Challenge.
Without the pictures, set down the records below word for word.

Extracted data entries.
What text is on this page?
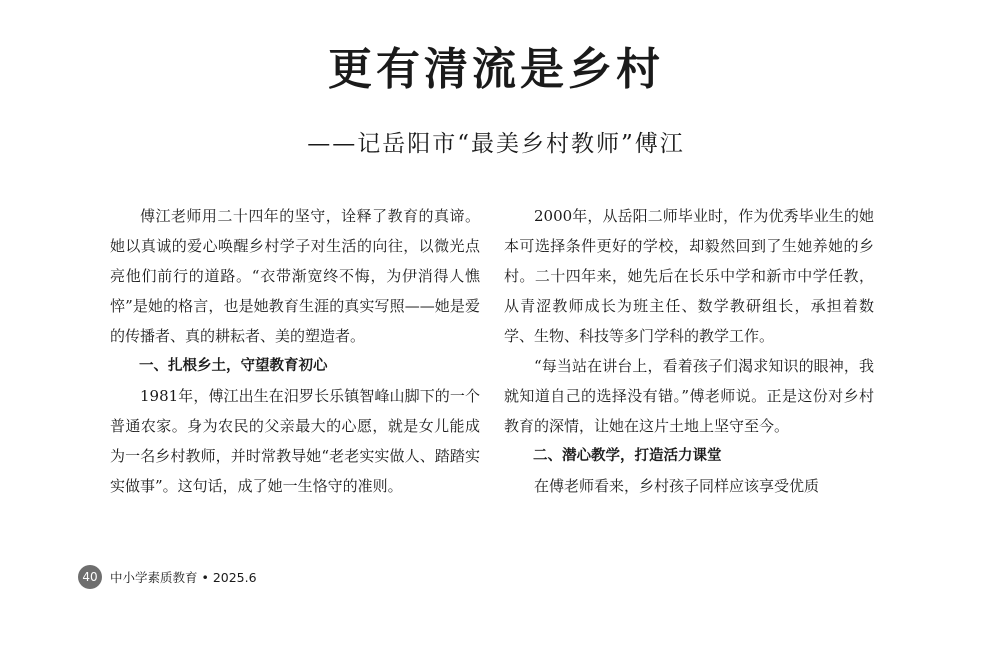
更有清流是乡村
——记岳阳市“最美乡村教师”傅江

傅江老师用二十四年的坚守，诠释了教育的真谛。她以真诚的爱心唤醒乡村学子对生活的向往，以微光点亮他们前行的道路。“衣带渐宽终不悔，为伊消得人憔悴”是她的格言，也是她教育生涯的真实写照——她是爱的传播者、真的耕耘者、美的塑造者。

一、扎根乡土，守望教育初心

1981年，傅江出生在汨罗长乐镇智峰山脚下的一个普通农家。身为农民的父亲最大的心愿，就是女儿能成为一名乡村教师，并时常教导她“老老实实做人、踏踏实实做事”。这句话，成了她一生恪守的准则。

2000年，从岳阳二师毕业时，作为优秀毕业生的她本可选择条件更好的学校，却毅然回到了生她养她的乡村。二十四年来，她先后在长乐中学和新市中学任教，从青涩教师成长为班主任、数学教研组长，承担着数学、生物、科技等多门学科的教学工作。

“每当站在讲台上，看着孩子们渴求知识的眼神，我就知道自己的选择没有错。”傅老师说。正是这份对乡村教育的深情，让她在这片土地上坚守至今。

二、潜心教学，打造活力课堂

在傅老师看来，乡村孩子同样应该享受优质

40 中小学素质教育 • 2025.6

The output.
What text is on this page?
更有清流是乡村
——记岳阳市“最美乡村教师”傅江

傅江老师用二十四年的坚守，诠释了教育的真谛。她以真诚的爱心唤醒乡村学子对生活的向往，以微光点亮他们前行的道路。“衣带渐宽终不悔，为伊消得人憔悴”是她的格言，也是她教育生涯的真实写照——她是爱的传播者、真的耕耘者、美的塑造者。

一、扎根乡土，守望教育初心

1981年，傅江出生在汨罗长乐镇智峰山脚下的一个普通农家。身为农民的父亲最大的心愿，就是女儿能成为一名乡村教师，并时常教导她“老老实实做人、踏踏实实做事”。这句话，成了她一生恪守的准则。

2000年，从岳阳二师毕业时，作为优秀毕业生的她本可选择条件更好的学校，却毅然回到了生她养她的乡村。二十四年来，她先后在长乐中学和新市中学任教，从青涩教师成长为班主任、数学教研组长，承担着数学、生物、科技等多门学科的教学工作。

“每当站在讲台上，看着孩子们渴求知识的眼神，我就知道自己的选择没有错。”傅老师说。正是这份对乡村教育的深情，让她在这片土地上坚守至今。

二、潜心教学，打造活力课堂

在傅老师看来，乡村孩子同样应该享受优质

40 中小学素质教育 • 2025.6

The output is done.